GIVEN RECORDS |
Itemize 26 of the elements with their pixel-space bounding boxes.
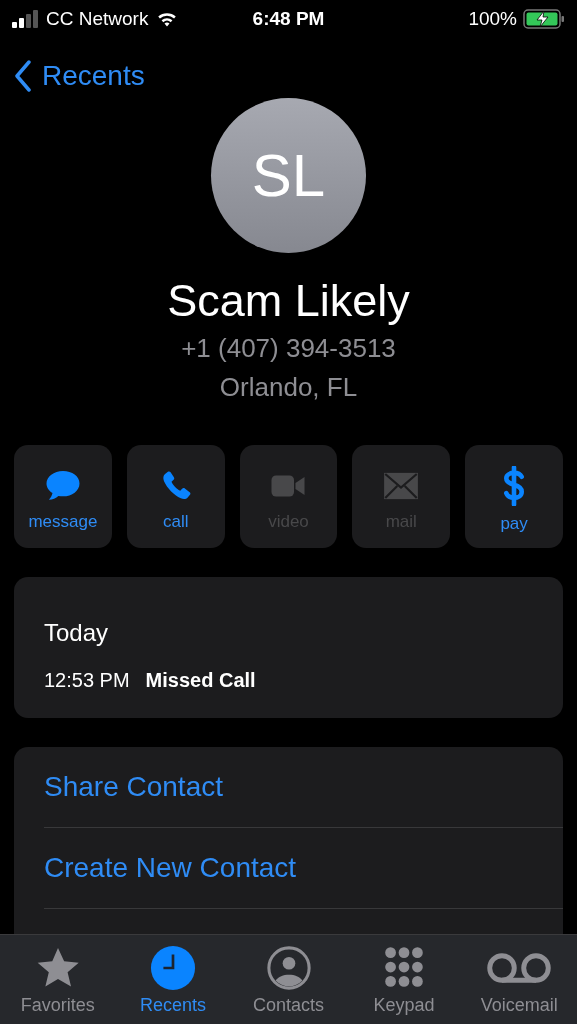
chevron-left-icon [14,60,32,92]
tab-item[interactable]: Keypad [346,935,462,1024]
contact-avatar: SL [211,98,366,253]
signal-icon [12,10,40,28]
clock-time: 6:48 PM [252,8,325,30]
pay-button[interactable]: pay [465,445,563,548]
back-button[interactable]: Recents [14,60,145,92]
call-time: 12:53 PM [44,669,130,692]
tab-item[interactable]: Voicemail [461,935,577,1024]
call-type: Missed Call [145,669,256,692]
battery-charging-icon [523,8,565,30]
battery-percentage: 100% [468,8,517,30]
call-button[interactable]: call [126,445,225,548]
message-button[interactable]: message [14,445,112,548]
option-link[interactable]: Create New Contact [44,828,563,909]
carrier-name: CC Network [46,8,149,30]
history-date: Today [44,619,110,647]
contact-name: Scam Likely [166,275,411,327]
phone-number: +1 (407) 394-3513 [180,333,397,364]
tab-item[interactable]: Favorites [0,935,116,1024]
tab-item[interactable]: Recents [115,935,231,1024]
person-circle-icon [265,945,312,991]
clock-icon [150,945,197,991]
option-link[interactable]: Share Contact [44,747,563,828]
contact-location: Orlando, FL [218,372,359,403]
tab-item[interactable]: Contacts [230,935,347,1024]
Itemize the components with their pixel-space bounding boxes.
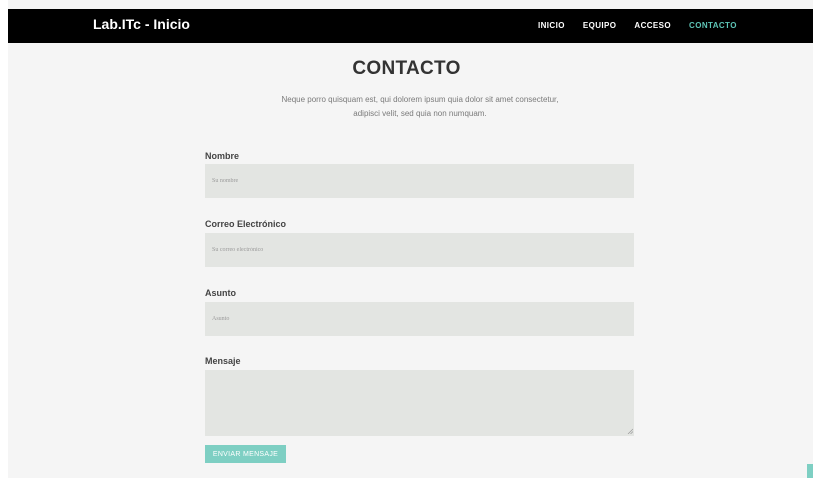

DO THIS |
Return every one of the rows above unchanged, leaving out the pictures.

EXERCISE ANSWER |
Itemize 26 of the elements with their pixel-space bounding boxes.
chevron-left-icon [14,60,32,92]
tab-item[interactable]: Keypad [346,935,462,1024]
contact-avatar: SL [211,98,366,253]
signal-icon [12,10,40,28]
clock-time: 6:48 PM [252,8,325,30]
pay-button[interactable]: pay [465,445,563,548]
back-button[interactable]: Recents [14,60,145,92]
call-time: 12:53 PM [44,669,130,692]
tab-item[interactable]: Voicemail [461,935,577,1024]
call-type: Missed Call [145,669,256,692]
battery-charging-icon [523,8,565,30]
battery-percentage: 100% [468,8,517,30]
call-button[interactable]: call [126,445,225,548]
message-button[interactable]: message [14,445,112,548]
option-link[interactable]: Create New Contact [44,828,563,909]
carrier-name: CC Network [46,8,149,30]
history-date: Today [44,619,110,647]
contact-name: Scam Likely [166,275,411,327]
phone-number: +1 (407) 394-3513 [180,333,397,364]
tab-item[interactable]: Favorites [0,935,116,1024]
tab-item[interactable]: Recents [115,935,231,1024]
person-circle-icon [265,945,312,991]
clock-icon [150,945,197,991]
option-link[interactable]: Share Contact [44,747,563,828]
contact-location: Orlando, FL [218,372,359,403]
tab-item[interactable]: Contacts [230,935,347,1024]
Itemize the components with their pixel-space bounding boxes.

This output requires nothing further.